Ändere im Text über das Kalligraphie-Atelier den Abschnitt zwischen „Erschienen in Wannsee“ und „an zu erlernen.“, beide eingeschlossen, indem du „Unikate“ durch „Einzelstücke“ ersetzt, und gib ihn vollständig wieder.

TEXTAUSZUG:

↓

Erschienen in Wannsee Journal Juni/Juli 2023
Wannsee besitzt viele künstlerisch reizvolle Orte: Unweit von Mutter Fourage und der Galerie Contemporary bietet am Wilhelmplatz das private Kalligraphie-Atelier mit Papierwerkstatt von Renate Nöh ganz besondere künstlerische Unikate sowie an der Kunst des Schönschreibens Interessierten die Möglichkeit, dieses Handwerk unter fachkundiger Anweisung von Anfang an zu erlernen.
In der Nachkriegs-Schulzeit von Renate Nöh war „Schönschrift“ noch Unterrichtsfach. Während das heutige Schul-Schönschreiben lediglich leserlich zu schreiben lehrt, lernte Renate damals noch „Sütterlin“ – eine von Ludwig Sütterlin entwickelte Ausgangsschrift für das Erlernen von Schreibschrift in der Schule – und andere anspruchsvolle Kunstschriften kennen. Während ihres späteren Berufslebens war sie eher kaufmännisch unterwegs, schwelte tief in ihr aber stets eine besondere Liebe zu Handwerk und Kreativität. Als ihr die Tochter dann vor 22 Jahren ein erstes kleines Kalligraphie-Set schenkte, fing diese Liebe Feuer. Um nun die Künstlerische Schönschrift von der Pike auf zu erlernen, belegte sie einen Kurs an der Volkshochschule Spandau, wo sie in sieben Semestern erste Grundlagen der Künstlerischen Schönschrift erlernte. Dass sie dabeiblieb, ist nicht zuletzt ihrem damaligen Dozenten Heinz Schatzlmaier zu verdanken. „Er lehrte mit unsagbarem Herzblut“, erinnert sich die Hobbykünstlerin. Der bekannte Maler und Grafiker, der in 13 Semestern an der Hochschule der Künste die Geheimnisse des Schriftschreibens studiert hatte, gab sein Wissen in den VHS-Kursen so überzeugend weiter, dass Renate die Begeisterung für die Kalligraphie nicht mehr los ließ. „Mit diesem Hobby konnte ich schon damals wunderbar den Kopf frei bekommen“, erzählt sie, die sogar ein Gastsemester an der FH Potsdam nahm. Als Mitglied der Kalligraphiegruppe SCHRIFTartBERLIN und den regelmäßig dort lehrenden Spitzen-Dozenten bildete sich Renate Nöh von 2009 bis 2016 kontinuierlich weiter und lernte etliche Gleichgesinnte kennen. Zahlreiche Workshops in In- und Ausland folgten, bis sie 2014 im Souterrain des Familienhauses an der Kohlhasenbrücker Straße in Wannsee ihr erstes Atelier einrichtete.

↑

VORLIEGENDE DATEN:
↓

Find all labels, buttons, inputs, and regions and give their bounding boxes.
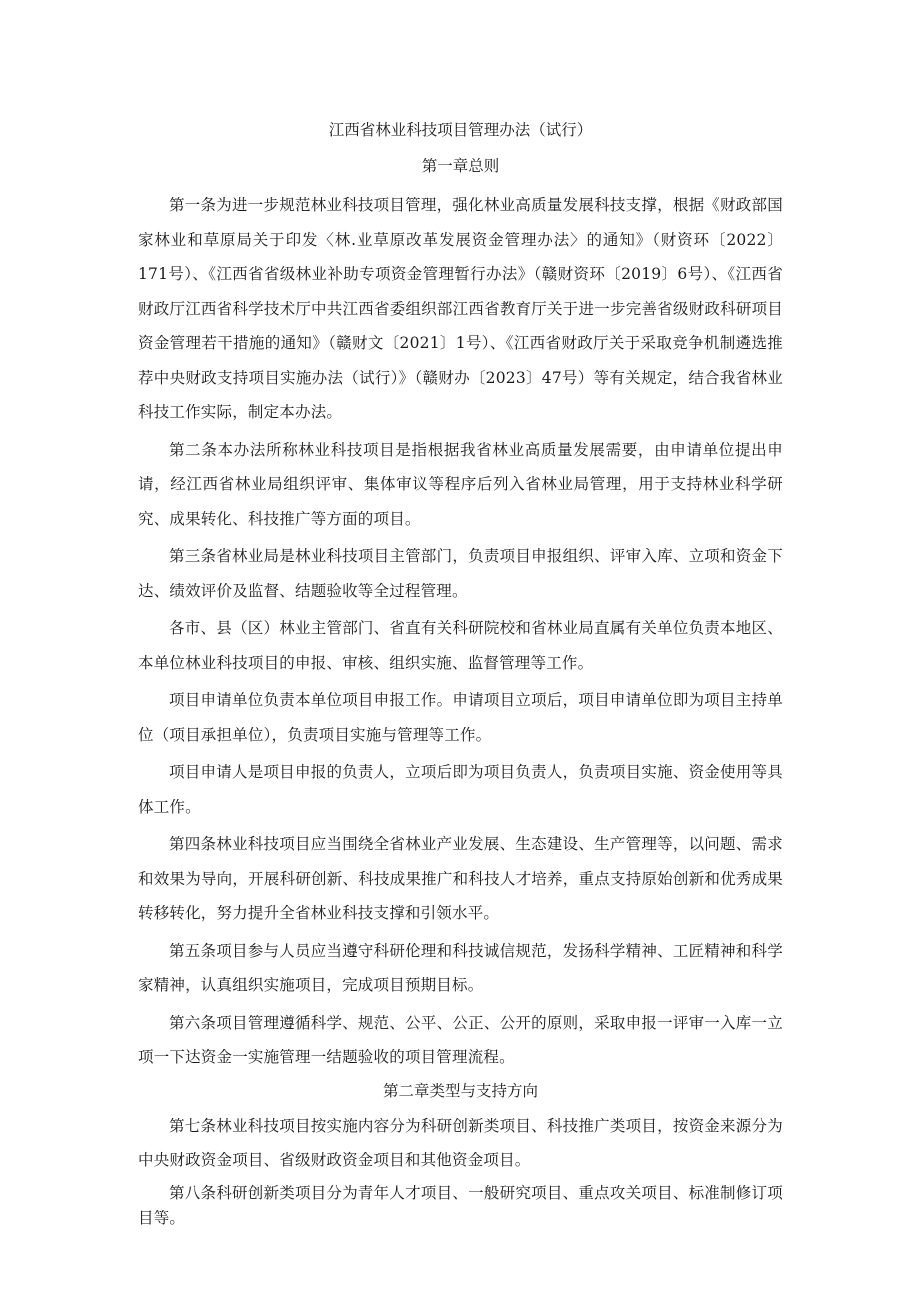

↑

ANTWORT:
Erschienen in Wannsee Journal Juni/Juli 2023
Wannsee besitzt viele künstlerisch reizvolle Orte: Unweit von Mutter Fourage und der Galerie Contemporary bietet am Wilhelmplatz das private Kalligraphie-Atelier mit Papierwerkstatt von Renate Nöh ganz besondere künstlerische Einzelstücke sowie an der Kunst des Schönschreibens Interessierten die Möglichkeit, dieses Handwerk unter fachkundiger Anweisung von Anfang an zu erlernen.